Given task:
Lines containing the word "this" are the ones to copy from the records below.

[Items from a data source]
'''
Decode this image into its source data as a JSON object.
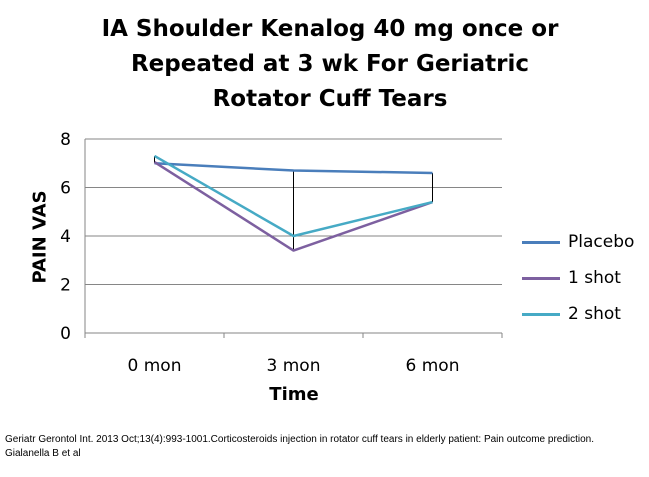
{
  "chart_data": {
    "type": "line",
    "title_lines": [
      "IA Shoulder Kenalog 40 mg once or",
      "Repeated at 3 wk For Geriatric",
      "Rotator Cuff Tears"
    ],
    "xlabel": "Time",
    "ylabel": "PAIN VAS",
    "categories": [
      "0 mon",
      "3 mon",
      "6 mon"
    ],
    "ylim": [
      0,
      8
    ],
    "yticks": [
      0,
      2,
      4,
      6,
      8
    ],
    "grid": true,
    "legend_position": "right",
    "series": [
      {
        "name": "Placebo",
        "values": [
          7.0,
          6.7,
          6.6
        ],
        "color": "#4a7ebb"
      },
      {
        "name": "1 shot",
        "values": [
          7.05,
          3.4,
          5.4
        ],
        "color": "#7d60a0"
      },
      {
        "name": "2 shot",
        "values": [
          7.3,
          4.0,
          5.4
        ],
        "color": "#46aac5"
      }
    ],
    "high_low_lines": true
  },
  "source": "Geriatr Gerontol Int. 2013 Oct;13(4):993-1001.Corticosteroids injection in rotator cuff tears in elderly patient: Pain outcome  prediction. Gialanella B et al"
}
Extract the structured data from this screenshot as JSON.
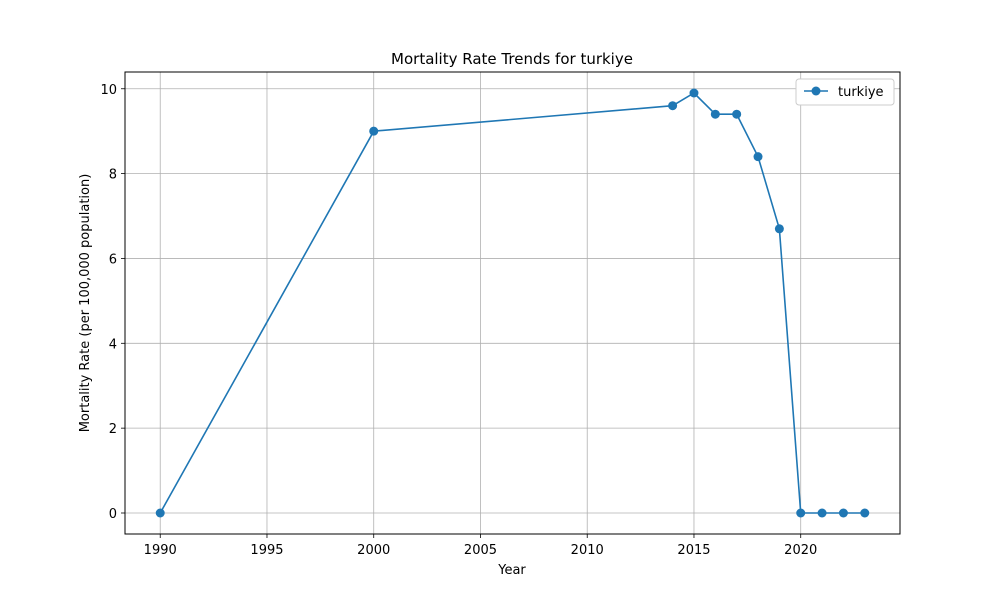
{
  "chart_data": {
    "type": "line",
    "title": "Mortality Rate Trends for turkiye",
    "xlabel": "Year",
    "ylabel": "Mortality Rate (per 100,000 population)",
    "x": [
      1990,
      2000,
      2014,
      2015,
      2016,
      2017,
      2018,
      2019,
      2020,
      2021,
      2022,
      2023
    ],
    "series": [
      {
        "name": "turkiye",
        "color": "#1f77b4",
        "marker": "circle",
        "values": [
          0.0,
          9.0,
          9.6,
          9.9,
          9.4,
          9.4,
          8.4,
          6.7,
          0.0,
          0.0,
          0.0,
          0.0
        ]
      }
    ],
    "xlim": [
      1988.35,
      2024.65
    ],
    "ylim": [
      -0.495,
      10.395
    ],
    "xticks": [
      1990,
      1995,
      2000,
      2005,
      2010,
      2015,
      2020
    ],
    "yticks": [
      0,
      2,
      4,
      6,
      8,
      10
    ],
    "grid": true,
    "legend_position": "top-right"
  }
}
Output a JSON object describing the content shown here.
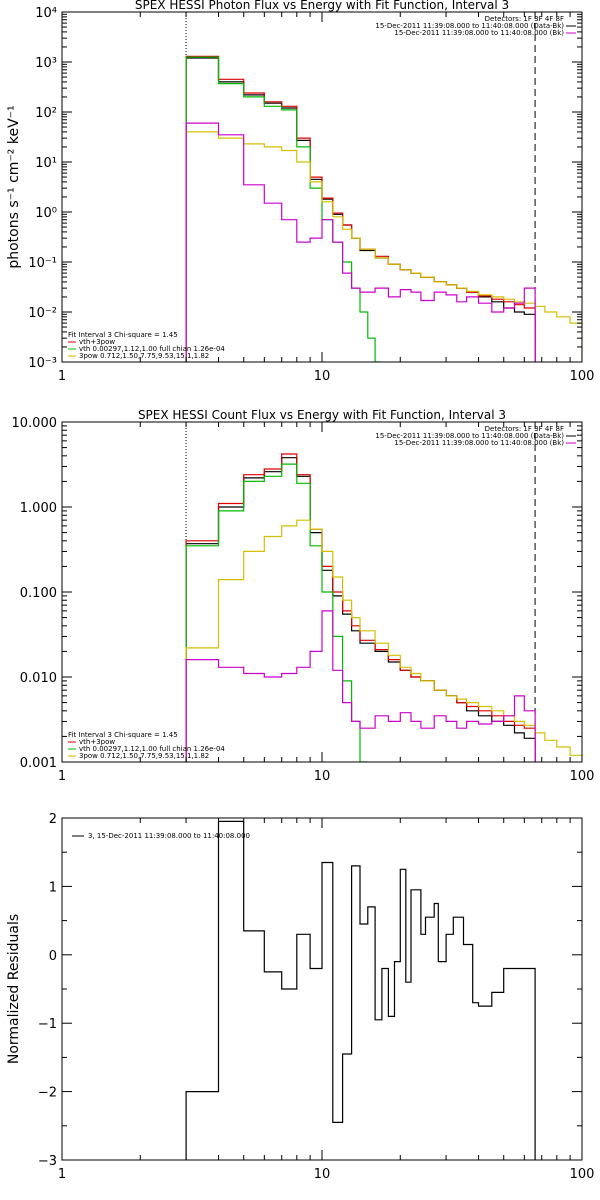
{
  "chart_data": [
    {
      "type": "line",
      "title": "SPEX HESSI Photon Flux vs Energy with Fit Function, Interval 3",
      "ylabel": "photons s⁻¹ cm⁻² keV⁻¹",
      "xscale": "log",
      "yscale": "log",
      "xlim": [
        1,
        100
      ],
      "ylim": [
        0.001,
        10000
      ],
      "xticks": [
        1,
        10,
        100
      ],
      "xtick_labels": [
        "1",
        "10",
        "100"
      ],
      "yticks": [
        0.001,
        0.01,
        0.1,
        1,
        10,
        100,
        1000,
        10000
      ],
      "ytick_labels": [
        "10⁻³",
        "10⁻²",
        "10⁻¹",
        "10⁰",
        "10¹",
        "10²",
        "10³",
        "10⁴"
      ],
      "vlines": [
        {
          "x": 3,
          "style": "dotted"
        },
        {
          "x": 66,
          "style": "dashed"
        }
      ],
      "legend_top_right": [
        {
          "text": "Detectors: 1F 3F 4F 8F",
          "color": "#000000"
        },
        {
          "text": "15-Dec-2011 11:39:08.000 to 11:40:08.000 (Data-Bk)",
          "color": "#000000"
        },
        {
          "text": "15-Dec-2011 11:39:08.000 to 11:40:08.000 (Bk)",
          "color": "#cc00cc"
        }
      ],
      "legend_bottom_left": [
        {
          "text": "Fit Interval 3   Chi-square = 1.45",
          "color": "#000000"
        },
        {
          "text": "vth+3pow",
          "color": "#dd0000"
        },
        {
          "text": "vth 0.00297,1.12,1.00  full chian 1.26e-04",
          "color": "#00bb00"
        },
        {
          "text": "3pow 0.712,1.50,7.75,9.53,15.1,1.82",
          "color": "#d4c000"
        }
      ],
      "series": [
        {
          "color": "#000000",
          "edges": [
            3,
            4,
            5,
            6,
            7,
            8,
            9,
            10,
            11,
            12,
            13,
            14,
            16,
            18,
            20,
            22,
            24,
            27,
            30,
            33,
            36,
            40,
            45,
            50,
            55,
            60,
            66
          ],
          "values": [
            1200,
            400,
            220,
            150,
            120,
            27,
            4.5,
            1.8,
            0.9,
            0.55,
            0.3,
            0.17,
            0.12,
            0.09,
            0.07,
            0.06,
            0.05,
            0.04,
            0.035,
            0.03,
            0.025,
            0.02,
            0.016,
            0.012,
            0.01,
            0.009
          ]
        },
        {
          "color": "#dd0000",
          "edges": [
            3,
            4,
            5,
            6,
            7,
            8,
            9,
            10,
            11,
            12,
            13,
            14,
            16,
            18,
            20,
            22,
            24,
            27,
            30,
            33,
            36,
            40,
            45,
            50,
            55,
            60,
            66
          ],
          "values": [
            1300,
            450,
            240,
            160,
            130,
            30,
            5,
            1.9,
            0.95,
            0.55,
            0.3,
            0.18,
            0.13,
            0.09,
            0.07,
            0.06,
            0.05,
            0.04,
            0.035,
            0.03,
            0.025,
            0.021,
            0.018,
            0.016,
            0.014,
            0.012
          ]
        },
        {
          "color": "#00bb00",
          "edges": [
            3,
            4,
            5,
            6,
            7,
            8,
            9,
            10,
            11,
            12,
            13,
            14,
            15,
            16,
            17
          ],
          "values": [
            1250,
            370,
            200,
            130,
            110,
            20,
            3,
            0.7,
            0.25,
            0.1,
            0.03,
            0.01,
            0.003,
            0.001
          ]
        },
        {
          "color": "#d4c000",
          "edges": [
            3,
            4,
            5,
            6,
            7,
            8,
            9,
            10,
            11,
            12,
            13,
            14,
            16,
            18,
            20,
            22,
            24,
            27,
            30,
            33,
            36,
            40,
            45,
            50,
            55,
            60,
            66,
            72,
            80,
            90,
            100
          ],
          "values": [
            40,
            30,
            23,
            20,
            17,
            10,
            4,
            1.6,
            0.8,
            0.45,
            0.3,
            0.18,
            0.12,
            0.09,
            0.07,
            0.06,
            0.05,
            0.04,
            0.035,
            0.03,
            0.026,
            0.022,
            0.02,
            0.018,
            0.016,
            0.015,
            0.013,
            0.01,
            0.008,
            0.006
          ]
        },
        {
          "color": "#cc00cc",
          "edges": [
            3,
            4,
            5,
            6,
            7,
            8,
            9,
            10,
            11,
            12,
            13,
            14,
            16,
            18,
            20,
            22,
            24,
            27,
            30,
            33,
            36,
            40,
            45,
            50,
            55,
            60,
            66
          ],
          "values": [
            60,
            35,
            3.5,
            1.5,
            0.7,
            0.25,
            0.3,
            0.7,
            0.25,
            0.06,
            0.03,
            0.025,
            0.03,
            0.02,
            0.028,
            0.025,
            0.017,
            0.025,
            0.022,
            0.016,
            0.02,
            0.015,
            0.01,
            0.012,
            0.015,
            0.03
          ]
        }
      ]
    },
    {
      "type": "line",
      "title": "SPEX HESSI Count Flux vs Energy with Fit Function, Interval 3",
      "xscale": "log",
      "yscale": "log",
      "xlim": [
        1,
        100
      ],
      "ylim": [
        0.001,
        10
      ],
      "xticks": [
        1,
        10,
        100
      ],
      "xtick_labels": [
        "1",
        "10",
        "100"
      ],
      "yticks": [
        0.001,
        0.01,
        0.1,
        1,
        10
      ],
      "ytick_labels": [
        "0.001",
        "0.010",
        "0.100",
        "1.000",
        "10.000"
      ],
      "vlines": [
        {
          "x": 3,
          "style": "dotted"
        },
        {
          "x": 66,
          "style": "dashed"
        }
      ],
      "legend_top_right": [
        {
          "text": "Detectors: 1F 3F 4F 8F",
          "color": "#000000"
        },
        {
          "text": "15-Dec-2011 11:39:08.000 to 11:40:08.000 (Data-Bk)",
          "color": "#000000"
        },
        {
          "text": "15-Dec-2011 11:39:08.000 to 11:40:08.000 (Bk)",
          "color": "#cc00cc"
        }
      ],
      "legend_bottom_left": [
        {
          "text": "Fit Interval 3   Chi-square = 1.45",
          "color": "#000000"
        },
        {
          "text": "vth+3pow",
          "color": "#dd0000"
        },
        {
          "text": "vth 0.00297,1.12,1.00  full chian 1.26e-04",
          "color": "#00bb00"
        },
        {
          "text": "3pow 0.712,1.50,7.75,9.53,15.1,1.82",
          "color": "#d4c000"
        }
      ],
      "series": [
        {
          "color": "#000000",
          "edges": [
            3,
            4,
            5,
            6,
            7,
            8,
            9,
            10,
            11,
            12,
            13,
            14,
            16,
            18,
            20,
            22,
            24,
            27,
            30,
            33,
            36,
            40,
            45,
            50,
            55,
            60,
            66
          ],
          "values": [
            0.37,
            1.0,
            2.2,
            2.6,
            3.8,
            2.3,
            0.5,
            0.18,
            0.09,
            0.055,
            0.035,
            0.025,
            0.02,
            0.015,
            0.012,
            0.01,
            0.009,
            0.007,
            0.006,
            0.005,
            0.004,
            0.0035,
            0.003,
            0.0027,
            0.0022,
            0.0019
          ]
        },
        {
          "color": "#dd0000",
          "edges": [
            3,
            4,
            5,
            6,
            7,
            8,
            9,
            10,
            11,
            12,
            13,
            14,
            16,
            18,
            20,
            22,
            24,
            27,
            30,
            33,
            36,
            40,
            45,
            50,
            55,
            60,
            66
          ],
          "values": [
            0.4,
            1.1,
            2.4,
            2.8,
            4.2,
            2.4,
            0.55,
            0.2,
            0.1,
            0.06,
            0.04,
            0.027,
            0.021,
            0.016,
            0.012,
            0.01,
            0.009,
            0.007,
            0.006,
            0.005,
            0.0045,
            0.004,
            0.0035,
            0.003,
            0.0027,
            0.0025
          ]
        },
        {
          "color": "#00bb00",
          "edges": [
            3,
            4,
            5,
            6,
            7,
            8,
            9,
            10,
            11,
            12,
            13,
            14,
            15
          ],
          "values": [
            0.35,
            0.9,
            2.0,
            2.3,
            3.2,
            1.9,
            0.35,
            0.1,
            0.03,
            0.009,
            0.003,
            0.001
          ]
        },
        {
          "color": "#d4c000",
          "edges": [
            3,
            4,
            5,
            6,
            7,
            8,
            9,
            10,
            11,
            12,
            13,
            14,
            16,
            18,
            20,
            22,
            24,
            27,
            30,
            33,
            36,
            40,
            45,
            50,
            55,
            60,
            66,
            72,
            80,
            90,
            100
          ],
          "values": [
            0.022,
            0.14,
            0.3,
            0.45,
            0.6,
            0.7,
            0.55,
            0.3,
            0.15,
            0.08,
            0.05,
            0.035,
            0.025,
            0.018,
            0.013,
            0.011,
            0.009,
            0.007,
            0.006,
            0.0055,
            0.005,
            0.0045,
            0.004,
            0.0035,
            0.003,
            0.0027,
            0.0022,
            0.0018,
            0.0015,
            0.0012
          ]
        },
        {
          "color": "#cc00cc",
          "edges": [
            3,
            4,
            5,
            6,
            7,
            8,
            9,
            10,
            11,
            12,
            13,
            14,
            16,
            18,
            20,
            22,
            24,
            27,
            30,
            33,
            36,
            40,
            45,
            50,
            55,
            60,
            66
          ],
          "values": [
            0.016,
            0.013,
            0.011,
            0.01,
            0.011,
            0.013,
            0.02,
            0.06,
            0.012,
            0.005,
            0.003,
            0.0025,
            0.0035,
            0.003,
            0.0038,
            0.003,
            0.0025,
            0.0035,
            0.003,
            0.0025,
            0.003,
            0.0028,
            0.003,
            0.0035,
            0.006,
            0.004
          ]
        }
      ]
    },
    {
      "type": "line",
      "title": "",
      "ylabel": "Normalized Residuals",
      "xscale": "log",
      "yscale": "linear",
      "xlim": [
        1,
        100
      ],
      "ylim": [
        -3,
        2
      ],
      "xticks": [
        1,
        10,
        100
      ],
      "xtick_labels": [
        "1",
        "10",
        "100"
      ],
      "yticks": [
        -3,
        -2,
        -1,
        0,
        1,
        2
      ],
      "ytick_labels": [
        "−3",
        "−2",
        "−1",
        "0",
        "1",
        "2"
      ],
      "legend": [
        {
          "text": "3, 15-Dec-2011 11:39:08.000 to 11:40:08.000",
          "color": "#000000"
        }
      ],
      "series": [
        {
          "color": "#000000",
          "edges": [
            3,
            4,
            5,
            6,
            7,
            8,
            9,
            10,
            11,
            12,
            13,
            14,
            15,
            16,
            17,
            18,
            19,
            20,
            21,
            22,
            24,
            25,
            27,
            28,
            30,
            32,
            35,
            38,
            40,
            45,
            50,
            55,
            60,
            66
          ],
          "values": [
            -2.0,
            1.95,
            0.35,
            -0.25,
            -0.5,
            0.3,
            -0.2,
            1.35,
            -2.45,
            -1.45,
            1.3,
            0.45,
            0.7,
            -0.95,
            -0.2,
            -0.9,
            -0.1,
            1.25,
            -0.4,
            0.95,
            0.3,
            0.55,
            0.75,
            -0.1,
            0.3,
            0.55,
            0.15,
            -0.7,
            -0.75,
            -0.55,
            -0.2,
            -0.2,
            -0.2
          ]
        }
      ]
    }
  ]
}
'''
Exercise solution:
Decode this image into its source data as a JSON object.
Extract the structured data from this screenshot as JSON.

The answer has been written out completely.